_Stated exercise_
Where a line below holds the string "даль", copy that line.

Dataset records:
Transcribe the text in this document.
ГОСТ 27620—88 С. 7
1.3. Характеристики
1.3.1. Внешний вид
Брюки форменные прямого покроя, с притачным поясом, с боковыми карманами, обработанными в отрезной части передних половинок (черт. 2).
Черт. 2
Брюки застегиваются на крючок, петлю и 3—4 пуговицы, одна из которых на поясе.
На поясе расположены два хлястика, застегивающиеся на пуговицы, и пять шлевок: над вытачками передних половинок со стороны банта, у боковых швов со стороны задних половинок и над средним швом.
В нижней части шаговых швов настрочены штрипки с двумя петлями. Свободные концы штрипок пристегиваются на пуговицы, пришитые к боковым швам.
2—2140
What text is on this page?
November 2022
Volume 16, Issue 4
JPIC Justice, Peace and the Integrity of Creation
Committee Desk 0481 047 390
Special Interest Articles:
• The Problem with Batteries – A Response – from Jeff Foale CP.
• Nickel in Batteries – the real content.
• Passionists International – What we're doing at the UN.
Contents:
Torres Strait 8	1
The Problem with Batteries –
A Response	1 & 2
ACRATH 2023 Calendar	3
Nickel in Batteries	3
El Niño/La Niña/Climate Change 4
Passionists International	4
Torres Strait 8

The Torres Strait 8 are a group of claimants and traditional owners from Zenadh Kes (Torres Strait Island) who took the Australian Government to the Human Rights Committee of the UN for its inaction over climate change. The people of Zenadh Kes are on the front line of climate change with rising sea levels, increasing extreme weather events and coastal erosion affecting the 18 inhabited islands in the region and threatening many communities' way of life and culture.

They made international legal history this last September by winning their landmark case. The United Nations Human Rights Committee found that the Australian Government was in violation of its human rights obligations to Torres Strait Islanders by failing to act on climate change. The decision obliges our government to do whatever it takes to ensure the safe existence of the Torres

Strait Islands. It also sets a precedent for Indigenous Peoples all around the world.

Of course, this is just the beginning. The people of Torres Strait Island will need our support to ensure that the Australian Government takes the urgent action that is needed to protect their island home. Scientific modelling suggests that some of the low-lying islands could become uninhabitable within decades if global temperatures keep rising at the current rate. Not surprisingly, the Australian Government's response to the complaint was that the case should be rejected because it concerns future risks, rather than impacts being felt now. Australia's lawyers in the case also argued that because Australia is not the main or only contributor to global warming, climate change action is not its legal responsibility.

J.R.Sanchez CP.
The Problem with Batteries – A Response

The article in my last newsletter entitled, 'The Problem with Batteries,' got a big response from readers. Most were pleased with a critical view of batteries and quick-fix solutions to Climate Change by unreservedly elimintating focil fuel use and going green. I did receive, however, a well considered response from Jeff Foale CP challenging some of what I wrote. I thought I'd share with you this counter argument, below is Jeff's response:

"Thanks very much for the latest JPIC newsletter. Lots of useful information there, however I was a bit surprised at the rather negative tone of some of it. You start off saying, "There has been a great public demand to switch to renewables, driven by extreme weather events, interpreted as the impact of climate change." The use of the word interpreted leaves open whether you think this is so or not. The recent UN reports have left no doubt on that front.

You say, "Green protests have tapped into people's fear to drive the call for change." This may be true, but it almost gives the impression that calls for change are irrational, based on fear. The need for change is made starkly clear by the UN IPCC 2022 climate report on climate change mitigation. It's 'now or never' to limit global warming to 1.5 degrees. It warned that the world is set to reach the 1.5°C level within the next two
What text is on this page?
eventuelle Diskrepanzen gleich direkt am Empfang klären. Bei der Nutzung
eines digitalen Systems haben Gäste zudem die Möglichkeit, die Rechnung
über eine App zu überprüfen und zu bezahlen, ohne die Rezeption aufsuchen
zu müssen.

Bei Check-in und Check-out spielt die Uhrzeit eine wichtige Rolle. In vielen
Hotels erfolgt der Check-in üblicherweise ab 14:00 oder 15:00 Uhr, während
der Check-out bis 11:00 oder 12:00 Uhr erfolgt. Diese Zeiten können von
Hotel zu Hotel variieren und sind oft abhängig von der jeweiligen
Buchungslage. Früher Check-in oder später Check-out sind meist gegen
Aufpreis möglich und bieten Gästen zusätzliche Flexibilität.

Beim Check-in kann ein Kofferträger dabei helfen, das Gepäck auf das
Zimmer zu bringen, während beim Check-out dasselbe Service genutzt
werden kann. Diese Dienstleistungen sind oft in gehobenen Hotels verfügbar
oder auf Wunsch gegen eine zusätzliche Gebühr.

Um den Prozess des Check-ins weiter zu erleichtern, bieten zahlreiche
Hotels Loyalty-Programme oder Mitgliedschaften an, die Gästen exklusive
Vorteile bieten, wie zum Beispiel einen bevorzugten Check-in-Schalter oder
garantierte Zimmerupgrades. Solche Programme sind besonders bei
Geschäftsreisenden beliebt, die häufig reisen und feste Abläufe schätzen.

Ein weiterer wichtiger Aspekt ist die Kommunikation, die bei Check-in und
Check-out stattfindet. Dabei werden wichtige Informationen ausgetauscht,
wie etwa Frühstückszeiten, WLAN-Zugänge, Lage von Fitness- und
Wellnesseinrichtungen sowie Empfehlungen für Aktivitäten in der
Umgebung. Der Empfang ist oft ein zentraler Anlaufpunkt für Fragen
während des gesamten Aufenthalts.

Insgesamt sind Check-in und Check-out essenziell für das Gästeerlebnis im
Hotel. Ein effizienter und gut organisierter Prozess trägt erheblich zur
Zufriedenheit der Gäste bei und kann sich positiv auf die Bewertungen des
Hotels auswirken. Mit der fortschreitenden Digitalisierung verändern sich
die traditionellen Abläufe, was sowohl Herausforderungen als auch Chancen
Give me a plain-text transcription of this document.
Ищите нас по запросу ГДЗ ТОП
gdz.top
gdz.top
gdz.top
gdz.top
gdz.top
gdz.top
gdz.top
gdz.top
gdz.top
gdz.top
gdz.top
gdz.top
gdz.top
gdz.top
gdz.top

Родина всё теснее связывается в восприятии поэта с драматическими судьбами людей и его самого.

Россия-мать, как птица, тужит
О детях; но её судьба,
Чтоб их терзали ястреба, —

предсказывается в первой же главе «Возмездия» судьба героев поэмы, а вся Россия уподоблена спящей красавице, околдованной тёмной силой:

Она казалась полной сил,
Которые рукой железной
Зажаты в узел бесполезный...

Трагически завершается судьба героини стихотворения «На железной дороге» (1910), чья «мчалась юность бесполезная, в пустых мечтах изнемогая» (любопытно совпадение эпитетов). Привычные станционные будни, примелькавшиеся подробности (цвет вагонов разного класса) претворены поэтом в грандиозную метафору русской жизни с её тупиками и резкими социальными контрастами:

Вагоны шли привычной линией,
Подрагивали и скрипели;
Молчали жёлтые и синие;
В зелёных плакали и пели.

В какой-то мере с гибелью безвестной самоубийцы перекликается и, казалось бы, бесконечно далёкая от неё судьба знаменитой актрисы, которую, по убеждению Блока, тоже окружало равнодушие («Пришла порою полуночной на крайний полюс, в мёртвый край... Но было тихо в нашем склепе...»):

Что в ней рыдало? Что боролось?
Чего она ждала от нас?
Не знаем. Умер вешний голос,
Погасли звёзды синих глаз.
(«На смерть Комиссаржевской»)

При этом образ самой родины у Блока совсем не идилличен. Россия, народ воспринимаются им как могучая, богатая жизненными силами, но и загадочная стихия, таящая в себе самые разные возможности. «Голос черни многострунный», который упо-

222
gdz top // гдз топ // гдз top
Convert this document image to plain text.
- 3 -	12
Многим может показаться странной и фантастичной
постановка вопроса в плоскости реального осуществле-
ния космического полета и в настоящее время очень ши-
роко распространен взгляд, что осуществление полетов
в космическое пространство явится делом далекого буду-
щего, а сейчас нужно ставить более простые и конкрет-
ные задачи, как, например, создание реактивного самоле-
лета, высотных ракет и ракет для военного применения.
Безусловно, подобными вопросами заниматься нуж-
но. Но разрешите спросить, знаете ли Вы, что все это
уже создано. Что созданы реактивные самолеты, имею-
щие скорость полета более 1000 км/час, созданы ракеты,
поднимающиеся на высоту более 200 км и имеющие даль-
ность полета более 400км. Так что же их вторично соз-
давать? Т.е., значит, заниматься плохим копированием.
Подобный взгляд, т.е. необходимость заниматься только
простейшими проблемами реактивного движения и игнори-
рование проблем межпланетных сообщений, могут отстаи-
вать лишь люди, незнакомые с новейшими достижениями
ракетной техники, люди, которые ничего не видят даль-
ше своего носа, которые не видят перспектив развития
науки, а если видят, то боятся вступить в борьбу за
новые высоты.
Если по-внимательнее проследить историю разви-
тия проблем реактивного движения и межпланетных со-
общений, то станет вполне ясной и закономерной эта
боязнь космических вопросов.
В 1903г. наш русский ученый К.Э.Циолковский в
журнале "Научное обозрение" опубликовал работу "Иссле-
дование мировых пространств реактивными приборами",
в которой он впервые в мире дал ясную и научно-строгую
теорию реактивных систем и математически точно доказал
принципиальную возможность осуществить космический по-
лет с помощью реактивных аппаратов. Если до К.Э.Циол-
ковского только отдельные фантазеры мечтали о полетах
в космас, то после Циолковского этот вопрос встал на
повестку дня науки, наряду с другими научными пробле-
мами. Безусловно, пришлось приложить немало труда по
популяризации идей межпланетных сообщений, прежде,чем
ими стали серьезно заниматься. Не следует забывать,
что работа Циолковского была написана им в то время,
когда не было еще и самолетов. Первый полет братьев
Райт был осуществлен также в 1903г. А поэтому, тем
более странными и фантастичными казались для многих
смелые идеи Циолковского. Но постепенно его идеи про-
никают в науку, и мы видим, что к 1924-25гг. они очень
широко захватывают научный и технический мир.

_Exercise output_
поднимающиеся на высоту более 200 км и имеющие даль-
ракетной техники, люди, которые ничего не видят даль-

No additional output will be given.